Could you transcribe the material below exactly, without leaving out a single line?

══ Provided records

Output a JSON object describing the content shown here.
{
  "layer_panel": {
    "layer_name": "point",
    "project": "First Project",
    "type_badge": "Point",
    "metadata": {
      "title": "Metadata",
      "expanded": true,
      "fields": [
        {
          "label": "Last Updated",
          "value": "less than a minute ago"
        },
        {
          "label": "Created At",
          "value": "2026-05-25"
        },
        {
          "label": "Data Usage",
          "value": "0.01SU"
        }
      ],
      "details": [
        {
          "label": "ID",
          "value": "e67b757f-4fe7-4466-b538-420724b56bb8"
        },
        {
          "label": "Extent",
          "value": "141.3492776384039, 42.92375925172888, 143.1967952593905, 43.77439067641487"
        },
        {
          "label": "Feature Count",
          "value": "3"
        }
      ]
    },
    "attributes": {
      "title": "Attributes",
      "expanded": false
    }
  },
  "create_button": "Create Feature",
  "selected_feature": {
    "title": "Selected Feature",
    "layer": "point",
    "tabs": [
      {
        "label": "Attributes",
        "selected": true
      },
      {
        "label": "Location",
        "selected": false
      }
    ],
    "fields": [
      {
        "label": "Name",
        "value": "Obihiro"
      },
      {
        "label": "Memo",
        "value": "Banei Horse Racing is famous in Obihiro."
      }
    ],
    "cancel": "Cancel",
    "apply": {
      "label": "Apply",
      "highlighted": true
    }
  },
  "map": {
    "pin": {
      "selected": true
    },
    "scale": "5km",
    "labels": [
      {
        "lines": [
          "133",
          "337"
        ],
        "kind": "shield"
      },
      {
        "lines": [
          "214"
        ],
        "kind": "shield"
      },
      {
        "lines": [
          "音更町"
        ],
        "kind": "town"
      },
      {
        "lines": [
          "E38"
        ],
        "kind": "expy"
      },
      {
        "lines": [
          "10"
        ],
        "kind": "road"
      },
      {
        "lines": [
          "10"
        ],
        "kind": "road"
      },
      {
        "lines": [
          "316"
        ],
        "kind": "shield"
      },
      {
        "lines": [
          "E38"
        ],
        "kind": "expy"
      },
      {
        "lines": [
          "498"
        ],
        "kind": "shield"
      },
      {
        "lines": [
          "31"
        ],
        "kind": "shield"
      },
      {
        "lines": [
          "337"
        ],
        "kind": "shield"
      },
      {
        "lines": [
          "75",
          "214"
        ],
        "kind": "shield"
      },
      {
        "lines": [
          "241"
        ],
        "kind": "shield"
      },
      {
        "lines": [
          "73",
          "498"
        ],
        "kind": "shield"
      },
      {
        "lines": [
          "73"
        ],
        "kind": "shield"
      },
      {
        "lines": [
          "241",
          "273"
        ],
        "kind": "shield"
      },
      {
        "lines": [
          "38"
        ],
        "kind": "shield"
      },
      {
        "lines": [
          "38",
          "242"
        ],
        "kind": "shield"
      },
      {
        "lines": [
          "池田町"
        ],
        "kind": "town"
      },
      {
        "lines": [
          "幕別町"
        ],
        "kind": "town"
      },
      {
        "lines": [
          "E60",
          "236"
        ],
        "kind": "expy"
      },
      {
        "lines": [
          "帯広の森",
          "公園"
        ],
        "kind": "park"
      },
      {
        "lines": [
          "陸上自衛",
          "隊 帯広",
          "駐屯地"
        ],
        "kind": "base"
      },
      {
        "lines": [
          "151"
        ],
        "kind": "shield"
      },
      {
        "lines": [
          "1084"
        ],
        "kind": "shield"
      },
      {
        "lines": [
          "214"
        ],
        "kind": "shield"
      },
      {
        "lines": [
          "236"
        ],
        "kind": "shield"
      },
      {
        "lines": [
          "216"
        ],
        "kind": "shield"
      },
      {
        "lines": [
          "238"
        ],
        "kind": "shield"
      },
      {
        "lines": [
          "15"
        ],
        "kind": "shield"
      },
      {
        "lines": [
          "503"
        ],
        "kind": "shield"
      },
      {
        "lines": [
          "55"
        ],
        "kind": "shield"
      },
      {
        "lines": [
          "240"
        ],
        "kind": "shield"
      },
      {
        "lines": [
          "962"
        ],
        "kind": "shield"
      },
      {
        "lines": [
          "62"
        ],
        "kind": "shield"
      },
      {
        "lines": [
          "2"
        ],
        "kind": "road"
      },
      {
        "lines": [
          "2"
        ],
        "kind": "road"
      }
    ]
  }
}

════

Completed task –
Output a JSON object describing the content shown here.
{
  "layer_panel": {
    "layer_name": "point",
    "project": "First Project",
    "type_badge": "Point",
    "metadata": {
      "title": "Metadata",
      "expanded": true,
      "fields": [
        {
          "label": "Last Updated",
          "value": "less than a minute ago"
        },
        {
          "label": "Created At",
          "value": "2026-05-25"
        },
        {
          "label": "Data Usage",
          "value": "0.01SU"
        }
      ],
      "details": [
        {
          "label": "ID",
          "value": "e67b757f-4fe7-4466-b538-420724b56bb8"
        },
        {
          "label": "Extent",
          "value": "141.3492776384039, 42.92375925172888, 143.1967952593905, 43.77439067641487"
        },
        {
          "label": "Feature Count",
          "value": "3"
        }
      ]
    },
    "attributes": {
      "title": "Attributes",
      "expanded": false
    }
  },
  "create_button": "Create Feature",
  "selected_feature": {
    "title": "Selected Feature",
    "layer": "point",
    "tabs": [
      {
        "label": "Attributes",
        "selected": true
      },
      {
        "label": "Location",
        "selected": false
      }
    ],
    "fields": [
      {
        "label": "Name",
        "value": "Obihiro"
      },
      {
        "label": "Memo",
        "value": "Banei Horse Racing is famous in Obihiro."
      }
    ],
    "cancel": "Cancel",
    "apply": {
      "label": "Apply",
      "highlighted": true
    }
  },
  "map": {
    "pin": {
      "selected": true
    },
    "scale": "5km",
    "labels": [
      {
        "lines": [
          "133",
          "337"
        ],
        "kind": "shield"
      },
      {
        "lines": [
          "214"
        ],
        "kind": "shield"
      },
      {
        "lines": [
          "音更町"
        ],
        "kind": "town"
      },
      {
        "lines": [
          "E38"
        ],
        "kind": "expy"
      },
      {
        "lines": [
          "10"
        ],
        "kind": "road"
      },
      {
        "lines": [
          "10"
        ],
        "kind": "road"
      },
      {
        "lines": [
          "316"
        ],
        "kind": "shield"
      },
      {
        "lines": [
          "E38"
        ],
        "kind": "expy"
      },
      {
        "lines": [
          "498"
        ],
        "kind": "shield"
      },
      {
        "lines": [
          "31"
        ],
        "kind": "shield"
      },
      {
        "lines": [
          "337"
        ],
        "kind": "shield"
      },
      {
        "lines": [
          "75",
          "214"
        ],
        "kind": "shield"
      },
      {
        "lines": [
          "241"
        ],
        "kind": "shield"
      },
      {
        "lines": [
          "73",
          "498"
        ],
        "kind": "shield"
      },
      {
        "lines": [
          "73"
        ],
        "kind": "shield"
      },
      {
        "lines": [
          "241",
          "273"
        ],
        "kind": "shield"
      },
      {
        "lines": [
          "38"
        ],
        "kind": "shield"
      },
      {
        "lines": [
          "38",
          "242"
        ],
        "kind": "shield"
      },
      {
        "lines": [
          "池田町"
        ],
        "kind": "town"
      },
      {
        "lines": [
          "幕別町"
        ],
        "kind": "town"
      },
      {
        "lines": [
          "E60",
          "236"
        ],
        "kind": "expy"
      },
      {
        "lines": [
          "帯広の森",
          "公園"
        ],
        "kind": "park"
      },
      {
        "lines": [
          "陸上自衛",
          "隊 帯広",
          "駐屯地"
        ],
        "kind": "base"
      },
      {
        "lines": [
          "151"
        ],
        "kind": "shield"
      },
      {
        "lines": [
          "1084"
        ],
        "kind": "shield"
      },
      {
        "lines": [
          "214"
        ],
        "kind": "shield"
      },
      {
        "lines": [
          "236"
        ],
        "kind": "shield"
      },
      {
        "lines": [
          "216"
        ],
        "kind": "shield"
      },
      {
        "lines": [
          "238"
        ],
        "kind": "shield"
      },
      {
        "lines": [
          "15"
        ],
        "kind": "shield"
      },
      {
        "lines": [
          "503"
        ],
        "kind": "shield"
      },
      {
        "lines": [
          "55"
        ],
        "kind": "shield"
      },
      {
        "lines": [
          "240"
        ],
        "kind": "shield"
      },
      {
        "lines": [
          "962"
        ],
        "kind": "shield"
      },
      {
        "lines": [
          "62"
        ],
        "kind": "shield"
      },
      {
        "lines": [
          "2"
        ],
        "kind": "road"
      },
      {
        "lines": [
          "2"
        ],
        "kind": "road"
      }
    ]
  }
}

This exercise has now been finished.